--- Start Record excerpts ---

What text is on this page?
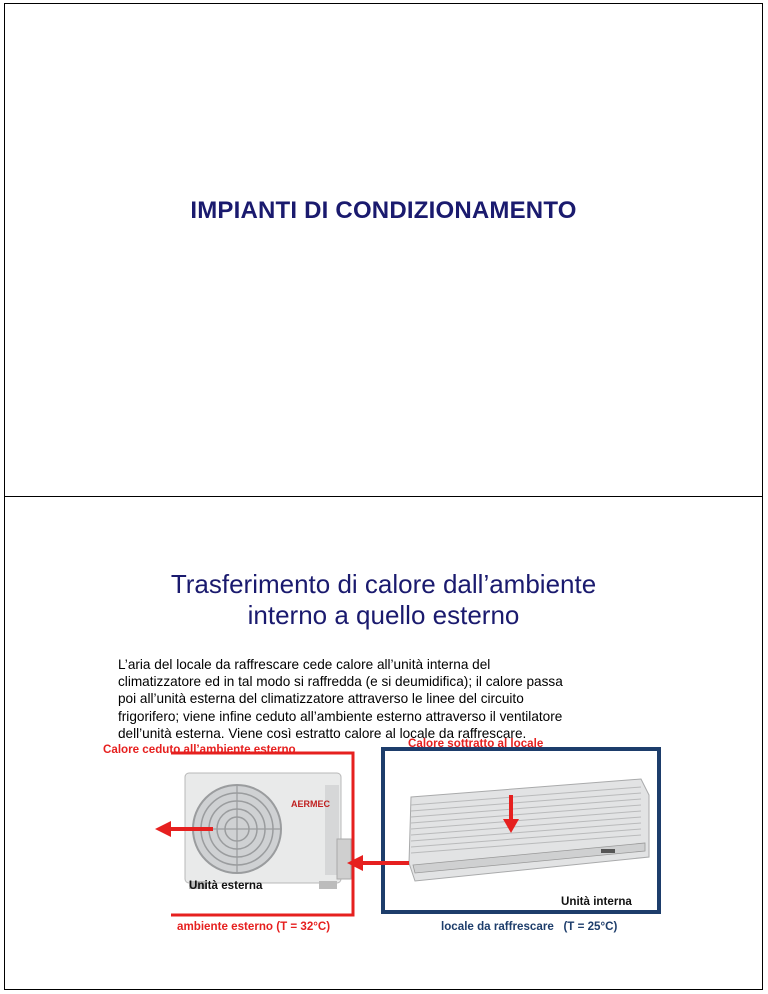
IMPIANTI DI CONDIZIONAMENTO
Trasferimento di calore dall’ambiente
interno a quello esterno
L’aria del locale da raffrescare cede calore all’unità interna del
climatizzatore ed in tal modo si raffredda (e si deumidifica); il calore passa
poi all’unità esterna del climatizzatore attraverso le linee del circuito
frigorifero; viene infine ceduto all’ambiente esterno attraverso il ventilatore
dell’unità esterna. Viene così estratto calore al locale da raffrescare.
AERMEC
Calore ceduto all’ambiente esterno	Calore sottratto al locale
Unità esterna
Unità interna
ambiente esterno (T = 32°C)	locale da raffrescare   (T = 25°C)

--- End Record excerpts ---

▶ _Set task_
Would you set down the listing exactly, omitting pictures?

▶ _Task solution_
What text is on this page?
IMPIANTI DI CONDIZIONAMENTO
Trasferimento di calore dall’ambiente
interno a quello esterno
L’aria del locale da raffrescare cede calore all’unità interna del
climatizzatore ed in tal modo si raffredda (e si deumidifica); il calore passa
poi all’unità esterna del climatizzatore attraverso le linee del circuito
frigorifero; viene infine ceduto all’ambiente esterno attraverso il ventilatore
dell’unità esterna. Viene così estratto calore al locale da raffrescare.
AERMEC
Calore ceduto all’ambiente esterno	Calore sottratto al locale
Unità esterna
Unità interna
ambiente esterno (T = 32°C)	locale da raffrescare   (T = 25°C)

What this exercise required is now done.